## Exercise details
For this exercise, repeat all of the material verbatim apart from its images.

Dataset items
## START
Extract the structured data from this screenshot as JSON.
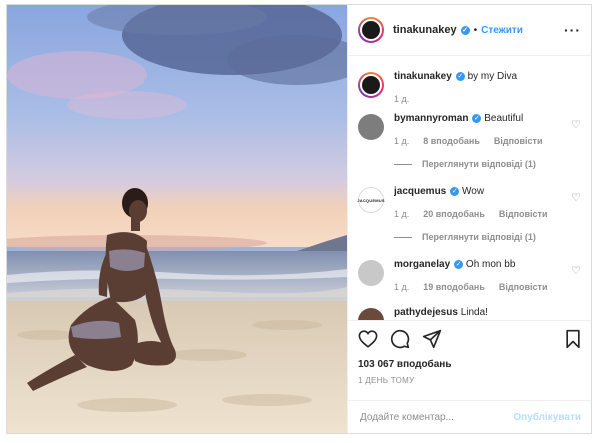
{
  "header": {
    "username": "tinakunakey",
    "separator": "•",
    "follow_label": "Стежити",
    "more_label": "···"
  },
  "caption": {
    "username": "tinakunakey",
    "text": "by my Diva",
    "time": "1 д."
  },
  "comments": [
    {
      "username": "bymannyroman",
      "text": "Beautiful",
      "time": "1 д.",
      "likes": "8 вподобань",
      "reply_label": "Відповісти",
      "view_replies": "Переглянути відповіді (1)"
    },
    {
      "username": "jacquemus",
      "text": "Wow",
      "time": "1 д.",
      "likes": "20 вподобань",
      "reply_label": "Відповісти",
      "view_replies": "Переглянути відповіді (1)",
      "avatar_text": "JACQUEMUS"
    },
    {
      "username": "morganelay",
      "text": "Oh mon bb",
      "time": "1 д.",
      "likes": "19 вподобань",
      "reply_label": "Відповісти"
    },
    {
      "username": "pathydejesus",
      "text": "Linda!"
    }
  ],
  "actions": {
    "likes_count": "103 067 вподобань",
    "posted_ago": "1 ДЕНЬ ТОМУ"
  },
  "add_comment": {
    "placeholder": "Додайте коментар...",
    "post_label": "Опублікувати"
  },
  "colors": {
    "link": "#3897f0",
    "muted": "#8e8e8e",
    "border": "#dbdbdb",
    "post_disabled": "#b2dffc"
  }
}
## END
## Reply to the task
Extract the structured data from this screenshot as JSON.
{
  "header": {
    "username": "tinakunakey",
    "separator": "•",
    "follow_label": "Стежити",
    "more_label": "···"
  },
  "caption": {
    "username": "tinakunakey",
    "text": "by my Diva",
    "time": "1 д."
  },
  "comments": [
    {
      "username": "bymannyroman",
      "text": "Beautiful",
      "time": "1 д.",
      "likes": "8 вподобань",
      "reply_label": "Відповісти",
      "view_replies": "Переглянути відповіді (1)"
    },
    {
      "username": "jacquemus",
      "text": "Wow",
      "time": "1 д.",
      "likes": "20 вподобань",
      "reply_label": "Відповісти",
      "view_replies": "Переглянути відповіді (1)",
      "avatar_text": "JACQUEMUS"
    },
    {
      "username": "morganelay",
      "text": "Oh mon bb",
      "time": "1 д.",
      "likes": "19 вподобань",
      "reply_label": "Відповісти"
    },
    {
      "username": "pathydejesus",
      "text": "Linda!"
    }
  ],
  "actions": {
    "likes_count": "103 067 вподобань",
    "posted_ago": "1 ДЕНЬ ТОМУ"
  },
  "add_comment": {
    "placeholder": "Додайте коментар...",
    "post_label": "Опублікувати"
  },
  "colors": {
    "link": "#3897f0",
    "muted": "#8e8e8e",
    "border": "#dbdbdb",
    "post_disabled": "#b2dffc"
  }
}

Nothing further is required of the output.